Written request:
Quote the items verbatim, starting at the first line and ending at the line containing "disasm-horizontal-scrollbar[interactable]: ◄ ►", with both of those lines included.

Data excerpts:
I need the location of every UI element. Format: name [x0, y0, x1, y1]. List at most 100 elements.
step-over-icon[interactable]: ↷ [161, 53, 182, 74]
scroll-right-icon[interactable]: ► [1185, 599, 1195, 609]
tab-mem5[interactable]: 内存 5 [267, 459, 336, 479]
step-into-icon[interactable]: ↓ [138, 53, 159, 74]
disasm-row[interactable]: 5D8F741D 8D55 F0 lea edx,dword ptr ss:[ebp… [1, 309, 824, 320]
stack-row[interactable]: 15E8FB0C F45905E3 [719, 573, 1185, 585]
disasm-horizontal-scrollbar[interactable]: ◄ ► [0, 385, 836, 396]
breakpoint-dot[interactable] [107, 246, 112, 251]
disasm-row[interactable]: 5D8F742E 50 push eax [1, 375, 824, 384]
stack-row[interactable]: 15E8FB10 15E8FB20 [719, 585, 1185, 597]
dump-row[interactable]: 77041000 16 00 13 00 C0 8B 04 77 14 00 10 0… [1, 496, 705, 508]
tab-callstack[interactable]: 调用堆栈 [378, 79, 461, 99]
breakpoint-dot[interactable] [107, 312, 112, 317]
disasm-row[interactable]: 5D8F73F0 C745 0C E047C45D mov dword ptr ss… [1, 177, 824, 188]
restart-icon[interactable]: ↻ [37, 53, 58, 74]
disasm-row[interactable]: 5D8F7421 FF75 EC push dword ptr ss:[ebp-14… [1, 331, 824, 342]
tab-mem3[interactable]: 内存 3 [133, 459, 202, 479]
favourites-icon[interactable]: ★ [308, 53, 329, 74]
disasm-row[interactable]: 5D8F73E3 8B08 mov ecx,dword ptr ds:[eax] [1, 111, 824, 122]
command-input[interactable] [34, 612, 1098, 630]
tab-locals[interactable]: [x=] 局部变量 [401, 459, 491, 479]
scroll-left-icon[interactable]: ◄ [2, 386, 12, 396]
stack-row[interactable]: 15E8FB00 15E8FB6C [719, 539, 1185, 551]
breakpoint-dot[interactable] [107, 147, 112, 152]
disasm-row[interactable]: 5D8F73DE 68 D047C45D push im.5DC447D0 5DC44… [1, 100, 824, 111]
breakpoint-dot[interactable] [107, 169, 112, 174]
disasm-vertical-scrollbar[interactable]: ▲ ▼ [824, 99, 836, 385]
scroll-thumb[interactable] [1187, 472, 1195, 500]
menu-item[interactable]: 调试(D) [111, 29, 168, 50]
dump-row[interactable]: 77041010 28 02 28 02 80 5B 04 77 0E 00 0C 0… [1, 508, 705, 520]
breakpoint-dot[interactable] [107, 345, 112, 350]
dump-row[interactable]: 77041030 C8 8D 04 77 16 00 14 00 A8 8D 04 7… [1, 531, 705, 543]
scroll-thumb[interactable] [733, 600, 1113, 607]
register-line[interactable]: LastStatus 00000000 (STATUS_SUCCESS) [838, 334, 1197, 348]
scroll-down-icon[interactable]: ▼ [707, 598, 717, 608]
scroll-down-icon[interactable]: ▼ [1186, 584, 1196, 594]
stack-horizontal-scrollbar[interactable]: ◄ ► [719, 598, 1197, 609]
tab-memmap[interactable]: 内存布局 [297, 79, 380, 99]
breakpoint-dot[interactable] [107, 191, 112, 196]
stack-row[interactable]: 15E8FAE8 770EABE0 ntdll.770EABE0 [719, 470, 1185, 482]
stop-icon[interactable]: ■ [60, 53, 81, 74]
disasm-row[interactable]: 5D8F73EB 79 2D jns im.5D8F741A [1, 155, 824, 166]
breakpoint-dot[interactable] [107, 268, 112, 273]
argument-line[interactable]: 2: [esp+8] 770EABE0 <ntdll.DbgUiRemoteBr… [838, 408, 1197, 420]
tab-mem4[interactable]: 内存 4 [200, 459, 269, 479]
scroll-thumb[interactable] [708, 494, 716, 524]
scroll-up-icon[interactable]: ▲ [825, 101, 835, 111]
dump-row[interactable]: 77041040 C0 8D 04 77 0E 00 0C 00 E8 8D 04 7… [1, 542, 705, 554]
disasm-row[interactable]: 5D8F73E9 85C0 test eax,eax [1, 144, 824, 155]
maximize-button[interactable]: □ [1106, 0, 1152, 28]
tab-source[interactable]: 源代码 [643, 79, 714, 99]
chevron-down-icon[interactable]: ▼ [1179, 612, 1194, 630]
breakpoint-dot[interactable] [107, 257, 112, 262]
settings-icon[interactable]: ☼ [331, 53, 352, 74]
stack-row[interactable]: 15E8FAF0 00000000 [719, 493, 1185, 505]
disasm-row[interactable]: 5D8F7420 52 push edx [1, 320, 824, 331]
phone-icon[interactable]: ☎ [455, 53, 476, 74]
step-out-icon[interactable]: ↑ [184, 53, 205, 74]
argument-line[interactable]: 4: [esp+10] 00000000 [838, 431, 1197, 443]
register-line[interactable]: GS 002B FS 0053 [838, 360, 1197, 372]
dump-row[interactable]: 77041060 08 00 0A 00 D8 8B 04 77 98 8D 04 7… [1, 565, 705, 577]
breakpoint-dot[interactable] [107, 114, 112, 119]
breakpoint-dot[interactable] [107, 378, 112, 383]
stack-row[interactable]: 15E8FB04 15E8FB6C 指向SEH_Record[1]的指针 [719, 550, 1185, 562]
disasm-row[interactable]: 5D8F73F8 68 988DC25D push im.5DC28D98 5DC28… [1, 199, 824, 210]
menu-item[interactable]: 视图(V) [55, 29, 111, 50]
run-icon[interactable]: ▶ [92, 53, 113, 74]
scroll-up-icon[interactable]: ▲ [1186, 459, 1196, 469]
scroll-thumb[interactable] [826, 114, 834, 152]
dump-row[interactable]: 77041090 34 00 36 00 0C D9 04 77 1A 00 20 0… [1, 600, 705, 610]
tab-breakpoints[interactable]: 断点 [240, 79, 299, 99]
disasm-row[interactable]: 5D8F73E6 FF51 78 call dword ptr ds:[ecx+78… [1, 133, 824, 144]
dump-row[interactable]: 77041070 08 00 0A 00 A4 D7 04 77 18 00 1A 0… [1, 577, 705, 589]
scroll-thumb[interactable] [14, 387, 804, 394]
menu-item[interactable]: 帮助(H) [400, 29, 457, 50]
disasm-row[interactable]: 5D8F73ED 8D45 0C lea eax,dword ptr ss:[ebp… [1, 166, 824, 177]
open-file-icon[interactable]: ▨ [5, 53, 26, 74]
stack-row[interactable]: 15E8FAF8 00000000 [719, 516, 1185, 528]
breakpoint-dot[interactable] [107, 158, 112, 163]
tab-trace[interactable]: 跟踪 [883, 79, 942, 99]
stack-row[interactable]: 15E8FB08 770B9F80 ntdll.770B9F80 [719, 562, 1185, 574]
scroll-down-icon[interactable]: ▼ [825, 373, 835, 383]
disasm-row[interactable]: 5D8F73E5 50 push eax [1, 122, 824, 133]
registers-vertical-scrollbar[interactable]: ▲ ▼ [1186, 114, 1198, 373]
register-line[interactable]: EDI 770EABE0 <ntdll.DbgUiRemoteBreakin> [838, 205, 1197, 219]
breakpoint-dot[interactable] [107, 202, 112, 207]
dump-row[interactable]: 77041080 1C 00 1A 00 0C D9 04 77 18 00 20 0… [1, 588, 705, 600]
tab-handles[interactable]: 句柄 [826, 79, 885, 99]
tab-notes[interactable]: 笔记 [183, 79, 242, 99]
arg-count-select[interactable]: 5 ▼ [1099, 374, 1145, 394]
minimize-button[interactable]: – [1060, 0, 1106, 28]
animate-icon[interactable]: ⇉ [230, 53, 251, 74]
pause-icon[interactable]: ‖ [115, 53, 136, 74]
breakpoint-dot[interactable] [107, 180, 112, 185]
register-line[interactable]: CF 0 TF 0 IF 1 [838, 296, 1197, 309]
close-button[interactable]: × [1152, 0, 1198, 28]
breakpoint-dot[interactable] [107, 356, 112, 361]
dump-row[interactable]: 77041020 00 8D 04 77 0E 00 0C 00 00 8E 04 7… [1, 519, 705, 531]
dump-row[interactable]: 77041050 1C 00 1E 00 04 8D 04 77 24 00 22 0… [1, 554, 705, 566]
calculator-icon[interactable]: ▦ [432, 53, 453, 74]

Solved problem:
I need the location of every UI element. Format: name [x0, y0, x1, y1]. List at most 100 elements.
step-over-icon[interactable]: ↷ [161, 53, 182, 74]
scroll-right-icon[interactable]: ► [1185, 599, 1195, 609]
tab-mem5[interactable]: 内存 5 [267, 459, 336, 479]
step-into-icon[interactable]: ↓ [138, 53, 159, 74]
disasm-row[interactable]: 5D8F741D 8D55 F0 lea edx,dword ptr ss:[ebp… [1, 309, 824, 320]
stack-row[interactable]: 15E8FB0C F45905E3 [719, 573, 1185, 585]
disasm-horizontal-scrollbar[interactable]: ◄ ► [0, 385, 836, 396]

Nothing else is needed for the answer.